● **TASK OBJECTIVE**: Give only one thing: the number of lines that include the word "found".

● **SUPPLIED ENTRIES**:

────────

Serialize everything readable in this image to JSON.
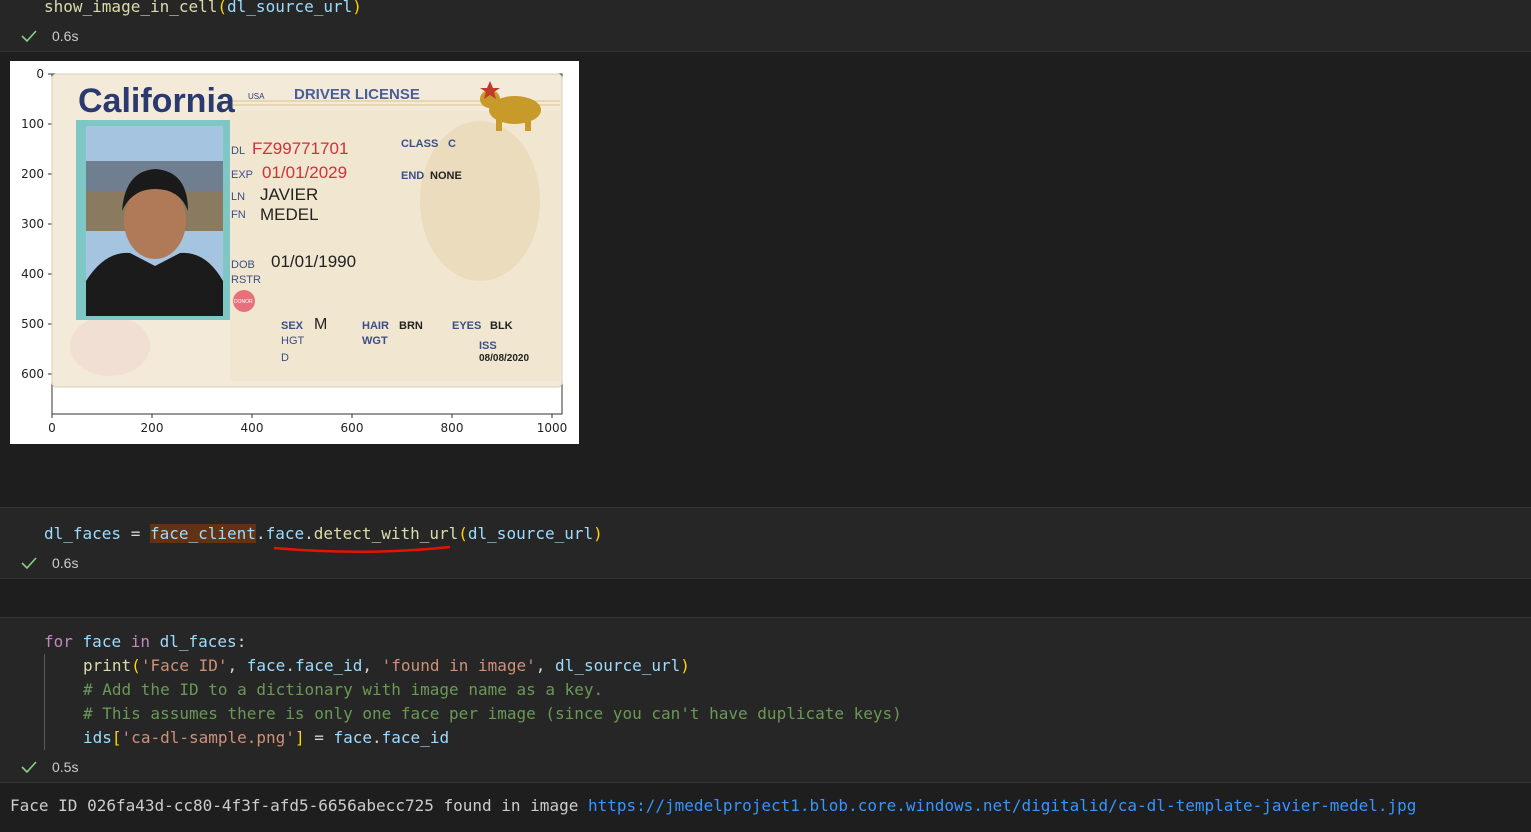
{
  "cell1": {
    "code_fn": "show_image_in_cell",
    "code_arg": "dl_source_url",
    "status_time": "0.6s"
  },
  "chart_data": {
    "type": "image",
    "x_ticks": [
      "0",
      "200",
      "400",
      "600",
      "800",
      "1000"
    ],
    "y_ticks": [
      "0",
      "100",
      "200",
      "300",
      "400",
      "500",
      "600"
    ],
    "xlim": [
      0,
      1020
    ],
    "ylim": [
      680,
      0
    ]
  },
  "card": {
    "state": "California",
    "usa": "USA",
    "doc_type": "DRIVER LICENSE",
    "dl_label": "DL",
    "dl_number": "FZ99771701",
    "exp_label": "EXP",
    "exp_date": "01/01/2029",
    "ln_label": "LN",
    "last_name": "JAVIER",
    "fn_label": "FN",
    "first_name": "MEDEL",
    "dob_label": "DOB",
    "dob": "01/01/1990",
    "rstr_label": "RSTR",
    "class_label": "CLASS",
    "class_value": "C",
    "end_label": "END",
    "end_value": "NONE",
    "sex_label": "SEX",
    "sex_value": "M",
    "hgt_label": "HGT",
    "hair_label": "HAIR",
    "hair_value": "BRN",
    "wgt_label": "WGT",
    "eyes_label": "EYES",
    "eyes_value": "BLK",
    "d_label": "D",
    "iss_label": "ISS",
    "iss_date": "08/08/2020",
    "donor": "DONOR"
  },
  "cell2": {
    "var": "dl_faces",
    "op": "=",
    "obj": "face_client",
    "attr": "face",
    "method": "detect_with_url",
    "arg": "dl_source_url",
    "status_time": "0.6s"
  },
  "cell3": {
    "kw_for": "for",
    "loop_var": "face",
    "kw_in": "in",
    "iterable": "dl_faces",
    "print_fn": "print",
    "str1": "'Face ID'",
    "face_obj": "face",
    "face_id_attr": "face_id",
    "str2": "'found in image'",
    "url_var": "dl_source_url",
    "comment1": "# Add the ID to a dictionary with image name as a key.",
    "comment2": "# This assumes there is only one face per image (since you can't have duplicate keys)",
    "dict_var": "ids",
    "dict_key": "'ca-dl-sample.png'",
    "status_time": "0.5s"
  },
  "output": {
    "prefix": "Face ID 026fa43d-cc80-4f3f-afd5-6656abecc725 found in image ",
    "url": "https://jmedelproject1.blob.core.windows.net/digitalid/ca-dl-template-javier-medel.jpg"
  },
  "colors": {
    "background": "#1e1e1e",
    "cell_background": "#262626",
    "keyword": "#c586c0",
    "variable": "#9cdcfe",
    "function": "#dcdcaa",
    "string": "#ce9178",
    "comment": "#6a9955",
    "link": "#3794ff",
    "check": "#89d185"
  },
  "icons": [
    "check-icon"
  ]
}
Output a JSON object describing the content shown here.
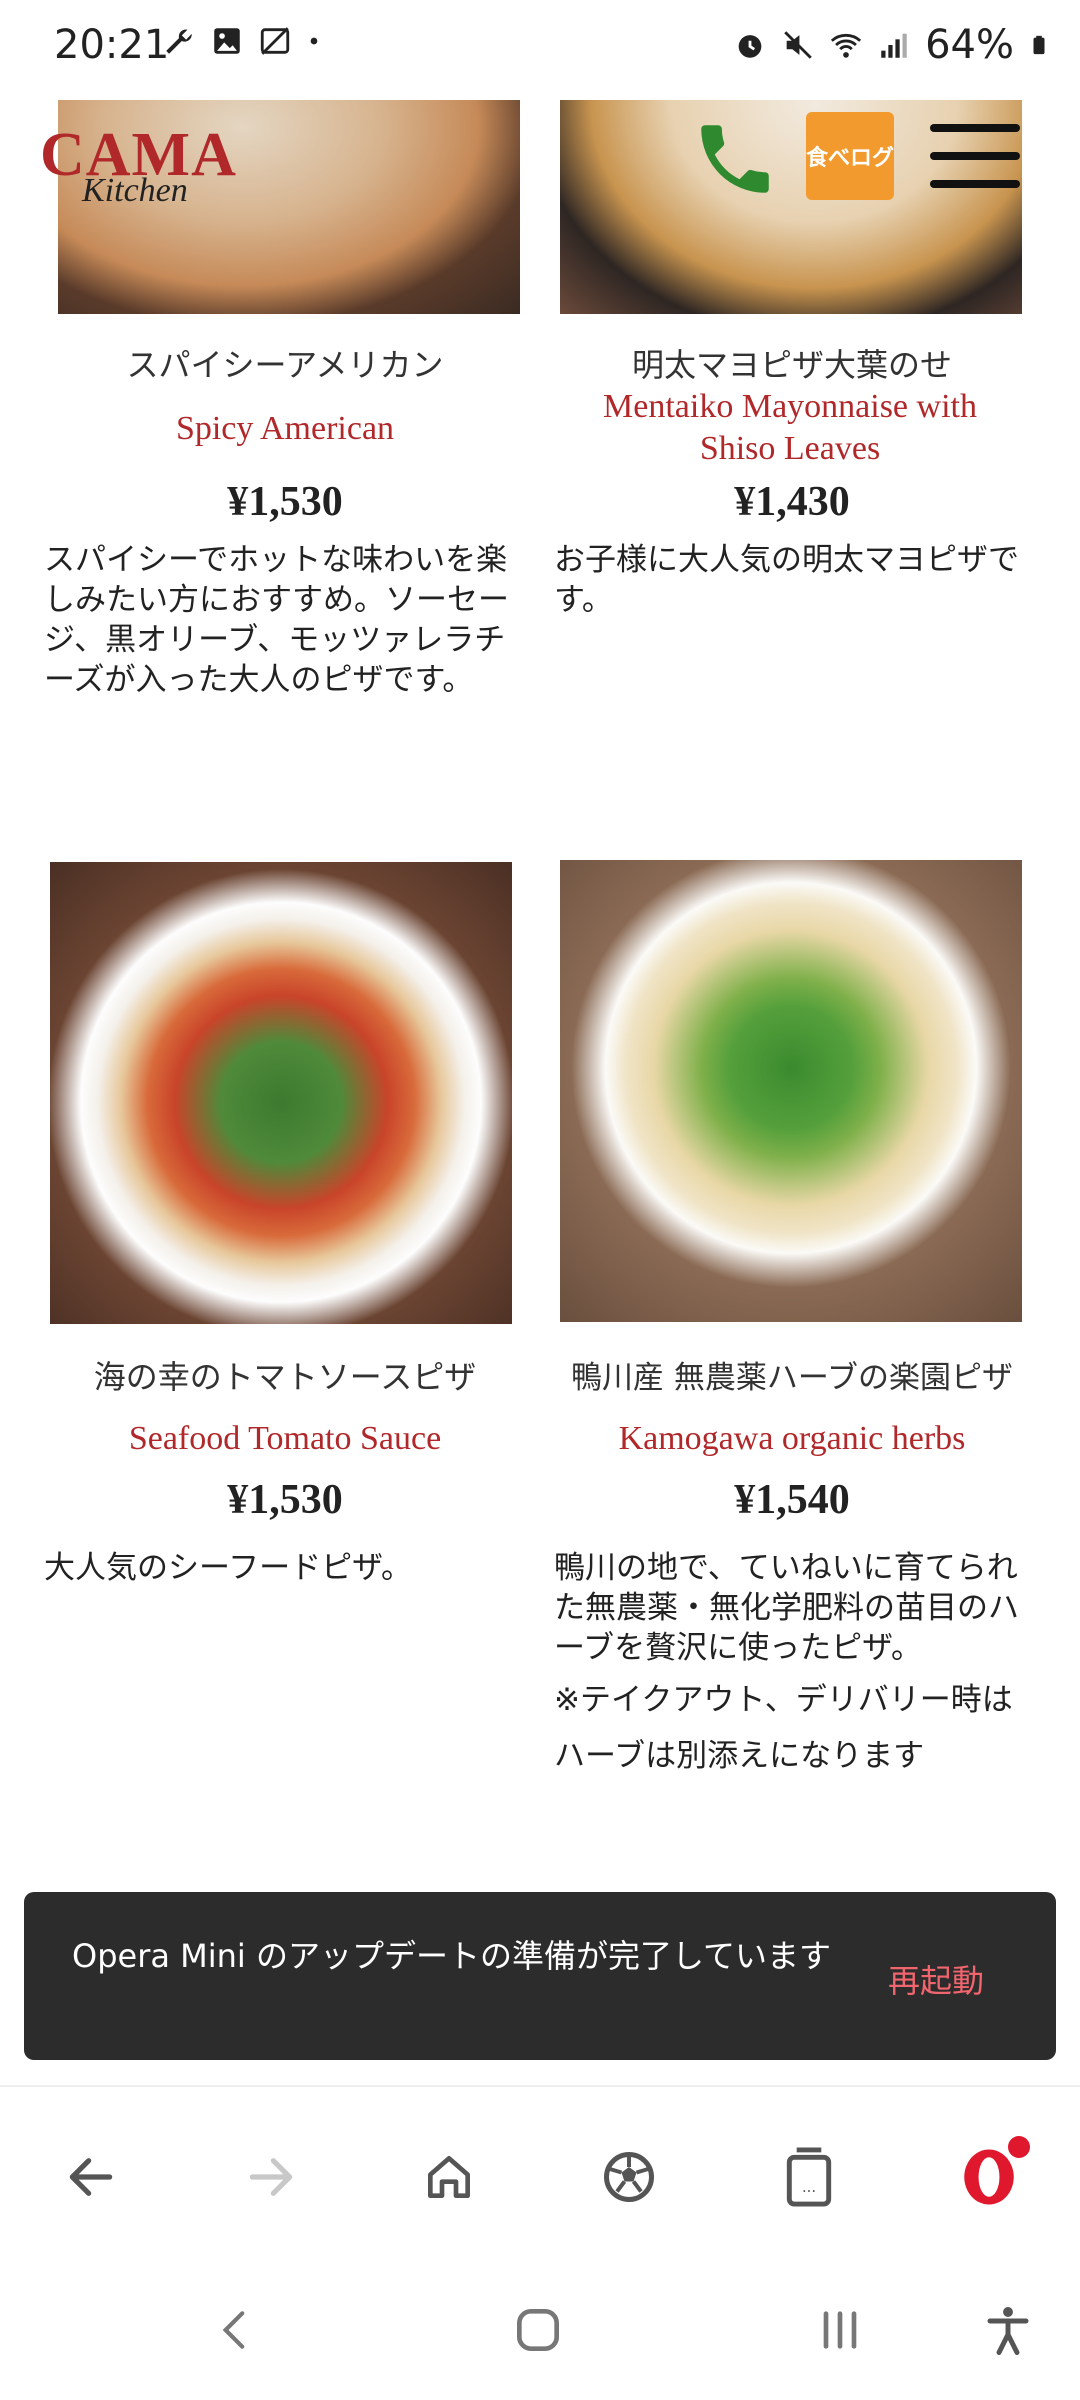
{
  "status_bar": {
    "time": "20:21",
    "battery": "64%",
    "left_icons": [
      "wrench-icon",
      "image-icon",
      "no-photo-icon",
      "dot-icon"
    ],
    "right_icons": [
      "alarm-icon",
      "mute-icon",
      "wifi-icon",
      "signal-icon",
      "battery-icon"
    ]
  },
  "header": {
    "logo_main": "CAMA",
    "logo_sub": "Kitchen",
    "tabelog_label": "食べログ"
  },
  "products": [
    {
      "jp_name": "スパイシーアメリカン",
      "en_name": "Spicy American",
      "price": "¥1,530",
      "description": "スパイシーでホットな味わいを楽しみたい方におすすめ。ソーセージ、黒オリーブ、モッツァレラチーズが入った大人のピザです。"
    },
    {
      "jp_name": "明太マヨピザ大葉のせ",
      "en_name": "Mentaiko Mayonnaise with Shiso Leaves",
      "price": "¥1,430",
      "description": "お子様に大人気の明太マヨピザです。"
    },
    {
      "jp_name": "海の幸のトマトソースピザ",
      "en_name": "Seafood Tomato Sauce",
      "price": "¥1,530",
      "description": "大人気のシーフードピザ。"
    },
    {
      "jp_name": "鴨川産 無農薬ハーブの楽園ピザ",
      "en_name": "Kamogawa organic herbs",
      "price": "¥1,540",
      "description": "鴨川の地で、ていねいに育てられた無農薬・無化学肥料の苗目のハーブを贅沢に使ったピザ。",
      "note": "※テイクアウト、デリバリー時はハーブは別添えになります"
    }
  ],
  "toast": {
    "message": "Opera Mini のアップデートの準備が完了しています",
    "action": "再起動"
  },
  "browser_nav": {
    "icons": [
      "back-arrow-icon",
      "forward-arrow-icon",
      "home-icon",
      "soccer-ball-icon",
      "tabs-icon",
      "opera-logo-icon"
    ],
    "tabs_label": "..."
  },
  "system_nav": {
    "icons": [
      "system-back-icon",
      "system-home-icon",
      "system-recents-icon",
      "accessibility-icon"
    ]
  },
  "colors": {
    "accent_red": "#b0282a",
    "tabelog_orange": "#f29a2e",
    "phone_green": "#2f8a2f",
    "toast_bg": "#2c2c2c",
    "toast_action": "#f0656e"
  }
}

────────

● **EXERCISE SOLUTION**: 2